— start of Data to process —
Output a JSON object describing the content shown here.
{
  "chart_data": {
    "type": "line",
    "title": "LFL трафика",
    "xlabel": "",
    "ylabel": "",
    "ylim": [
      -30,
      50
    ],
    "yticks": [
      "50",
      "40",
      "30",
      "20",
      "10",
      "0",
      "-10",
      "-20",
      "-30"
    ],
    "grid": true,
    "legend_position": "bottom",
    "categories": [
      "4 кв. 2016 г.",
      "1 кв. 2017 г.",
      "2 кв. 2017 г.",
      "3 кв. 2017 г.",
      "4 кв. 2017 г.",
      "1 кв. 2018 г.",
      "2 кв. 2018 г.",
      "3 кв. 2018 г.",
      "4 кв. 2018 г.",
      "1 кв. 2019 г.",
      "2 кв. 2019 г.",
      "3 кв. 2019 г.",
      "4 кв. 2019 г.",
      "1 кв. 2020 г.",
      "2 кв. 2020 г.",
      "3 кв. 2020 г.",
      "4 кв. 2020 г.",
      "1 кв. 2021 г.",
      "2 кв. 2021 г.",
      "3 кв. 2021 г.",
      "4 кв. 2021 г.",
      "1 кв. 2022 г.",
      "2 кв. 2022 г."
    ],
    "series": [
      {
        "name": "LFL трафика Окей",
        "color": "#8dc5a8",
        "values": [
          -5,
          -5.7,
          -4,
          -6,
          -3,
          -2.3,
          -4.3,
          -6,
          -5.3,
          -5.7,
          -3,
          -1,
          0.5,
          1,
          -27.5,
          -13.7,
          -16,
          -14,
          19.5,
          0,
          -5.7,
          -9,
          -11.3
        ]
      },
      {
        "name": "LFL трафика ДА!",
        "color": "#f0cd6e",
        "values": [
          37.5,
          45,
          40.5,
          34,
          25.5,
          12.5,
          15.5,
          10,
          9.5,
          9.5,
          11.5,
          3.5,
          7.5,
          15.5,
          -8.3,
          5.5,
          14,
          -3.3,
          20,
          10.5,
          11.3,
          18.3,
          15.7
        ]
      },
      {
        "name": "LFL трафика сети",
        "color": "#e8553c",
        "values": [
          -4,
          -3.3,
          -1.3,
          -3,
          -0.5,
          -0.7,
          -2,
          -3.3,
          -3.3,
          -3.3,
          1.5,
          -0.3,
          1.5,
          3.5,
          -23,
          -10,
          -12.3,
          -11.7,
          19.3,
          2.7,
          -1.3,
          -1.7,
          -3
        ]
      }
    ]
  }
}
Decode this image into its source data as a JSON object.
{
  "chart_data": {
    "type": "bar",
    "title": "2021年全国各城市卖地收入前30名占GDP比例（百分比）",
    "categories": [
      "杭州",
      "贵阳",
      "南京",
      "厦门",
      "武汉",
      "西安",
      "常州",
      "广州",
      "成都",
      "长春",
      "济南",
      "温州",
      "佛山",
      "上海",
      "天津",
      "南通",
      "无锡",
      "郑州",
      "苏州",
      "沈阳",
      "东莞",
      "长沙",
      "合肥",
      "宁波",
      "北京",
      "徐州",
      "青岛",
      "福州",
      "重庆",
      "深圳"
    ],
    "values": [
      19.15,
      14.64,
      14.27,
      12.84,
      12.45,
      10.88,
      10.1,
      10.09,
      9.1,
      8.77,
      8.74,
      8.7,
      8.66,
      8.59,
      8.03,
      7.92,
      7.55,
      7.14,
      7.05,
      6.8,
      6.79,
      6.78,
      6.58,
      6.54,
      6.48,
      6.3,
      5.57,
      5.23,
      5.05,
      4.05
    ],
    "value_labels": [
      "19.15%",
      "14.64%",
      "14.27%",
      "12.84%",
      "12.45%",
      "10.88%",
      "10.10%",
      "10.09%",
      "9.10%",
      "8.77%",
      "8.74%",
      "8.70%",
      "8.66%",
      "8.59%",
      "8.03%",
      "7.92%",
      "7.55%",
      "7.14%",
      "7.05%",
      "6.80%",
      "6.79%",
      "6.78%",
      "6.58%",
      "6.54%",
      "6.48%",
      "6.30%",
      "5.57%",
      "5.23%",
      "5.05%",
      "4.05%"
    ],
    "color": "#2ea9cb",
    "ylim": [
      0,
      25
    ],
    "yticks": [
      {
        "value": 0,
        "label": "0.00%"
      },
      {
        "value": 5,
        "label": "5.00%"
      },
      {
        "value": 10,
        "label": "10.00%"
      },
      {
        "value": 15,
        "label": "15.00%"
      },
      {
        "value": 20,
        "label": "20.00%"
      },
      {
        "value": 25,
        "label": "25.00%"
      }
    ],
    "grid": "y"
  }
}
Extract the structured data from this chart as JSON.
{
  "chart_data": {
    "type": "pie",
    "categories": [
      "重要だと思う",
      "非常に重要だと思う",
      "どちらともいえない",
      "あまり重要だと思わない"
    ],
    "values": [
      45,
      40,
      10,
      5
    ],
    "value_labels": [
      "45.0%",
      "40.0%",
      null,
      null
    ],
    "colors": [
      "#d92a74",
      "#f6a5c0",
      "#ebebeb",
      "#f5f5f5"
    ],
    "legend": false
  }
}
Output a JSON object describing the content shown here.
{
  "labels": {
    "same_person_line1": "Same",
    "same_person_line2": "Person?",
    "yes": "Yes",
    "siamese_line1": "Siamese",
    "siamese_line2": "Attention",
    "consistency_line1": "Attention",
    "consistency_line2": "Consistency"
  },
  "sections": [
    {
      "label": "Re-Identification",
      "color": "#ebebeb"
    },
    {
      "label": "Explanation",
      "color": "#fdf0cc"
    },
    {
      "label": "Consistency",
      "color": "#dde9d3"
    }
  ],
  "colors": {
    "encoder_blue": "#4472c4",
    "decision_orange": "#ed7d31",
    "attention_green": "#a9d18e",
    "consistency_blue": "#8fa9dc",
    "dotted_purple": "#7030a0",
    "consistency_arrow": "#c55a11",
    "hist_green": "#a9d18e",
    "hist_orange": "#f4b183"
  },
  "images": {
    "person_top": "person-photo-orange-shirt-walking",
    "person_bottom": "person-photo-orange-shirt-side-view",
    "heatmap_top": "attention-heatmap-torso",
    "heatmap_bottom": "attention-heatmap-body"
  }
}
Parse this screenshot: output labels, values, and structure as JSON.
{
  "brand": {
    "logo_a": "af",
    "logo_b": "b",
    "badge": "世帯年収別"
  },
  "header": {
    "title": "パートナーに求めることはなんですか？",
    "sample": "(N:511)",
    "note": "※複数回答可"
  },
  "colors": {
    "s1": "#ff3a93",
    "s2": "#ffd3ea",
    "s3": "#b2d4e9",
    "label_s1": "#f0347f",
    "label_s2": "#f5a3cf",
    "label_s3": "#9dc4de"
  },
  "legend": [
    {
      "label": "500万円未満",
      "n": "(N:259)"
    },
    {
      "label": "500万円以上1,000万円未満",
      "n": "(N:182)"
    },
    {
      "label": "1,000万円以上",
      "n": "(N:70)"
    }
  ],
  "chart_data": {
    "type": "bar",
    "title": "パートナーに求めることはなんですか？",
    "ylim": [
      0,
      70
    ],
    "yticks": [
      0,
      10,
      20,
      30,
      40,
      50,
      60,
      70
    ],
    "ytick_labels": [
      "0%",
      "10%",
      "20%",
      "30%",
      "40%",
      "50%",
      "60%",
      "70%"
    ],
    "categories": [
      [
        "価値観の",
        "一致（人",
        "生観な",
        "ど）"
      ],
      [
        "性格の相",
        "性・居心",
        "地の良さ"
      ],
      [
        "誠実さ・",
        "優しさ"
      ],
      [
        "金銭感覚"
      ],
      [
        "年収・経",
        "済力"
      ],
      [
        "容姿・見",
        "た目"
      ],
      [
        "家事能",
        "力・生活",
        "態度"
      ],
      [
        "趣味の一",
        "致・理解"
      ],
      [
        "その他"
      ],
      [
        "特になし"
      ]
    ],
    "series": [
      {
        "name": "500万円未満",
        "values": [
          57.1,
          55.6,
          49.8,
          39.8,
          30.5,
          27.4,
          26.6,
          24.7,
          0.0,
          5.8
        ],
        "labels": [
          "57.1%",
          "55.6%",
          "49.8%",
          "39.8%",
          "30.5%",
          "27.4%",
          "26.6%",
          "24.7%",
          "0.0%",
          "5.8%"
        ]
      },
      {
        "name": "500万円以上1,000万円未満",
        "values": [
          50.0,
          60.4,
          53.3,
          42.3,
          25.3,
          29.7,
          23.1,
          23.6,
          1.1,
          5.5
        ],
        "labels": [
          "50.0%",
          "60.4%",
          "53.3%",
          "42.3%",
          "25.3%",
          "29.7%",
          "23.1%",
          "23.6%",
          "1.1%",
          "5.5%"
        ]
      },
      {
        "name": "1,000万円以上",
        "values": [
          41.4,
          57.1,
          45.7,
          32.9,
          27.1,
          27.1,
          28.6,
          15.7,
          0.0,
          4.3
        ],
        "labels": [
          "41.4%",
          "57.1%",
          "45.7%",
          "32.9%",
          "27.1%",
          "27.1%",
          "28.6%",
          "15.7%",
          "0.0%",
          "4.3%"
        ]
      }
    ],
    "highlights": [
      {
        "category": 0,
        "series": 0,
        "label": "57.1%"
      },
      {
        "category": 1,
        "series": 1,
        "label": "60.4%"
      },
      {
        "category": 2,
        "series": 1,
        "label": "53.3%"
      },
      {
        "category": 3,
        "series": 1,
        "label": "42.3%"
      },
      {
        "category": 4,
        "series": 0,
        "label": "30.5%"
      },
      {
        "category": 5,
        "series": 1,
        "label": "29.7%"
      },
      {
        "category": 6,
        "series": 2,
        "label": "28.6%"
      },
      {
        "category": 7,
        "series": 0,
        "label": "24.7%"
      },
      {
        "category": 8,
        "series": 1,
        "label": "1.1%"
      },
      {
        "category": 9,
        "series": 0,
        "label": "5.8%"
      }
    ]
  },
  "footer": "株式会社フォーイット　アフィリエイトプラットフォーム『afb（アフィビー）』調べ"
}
— end of Data to process —
* _Task_: Pull out every line of the records above that contains the word "heatmap".

* _Exercise solution_:
    "heatmap_top": "attention-heatmap-torso",
    "heatmap_bottom": "attention-heatmap-body"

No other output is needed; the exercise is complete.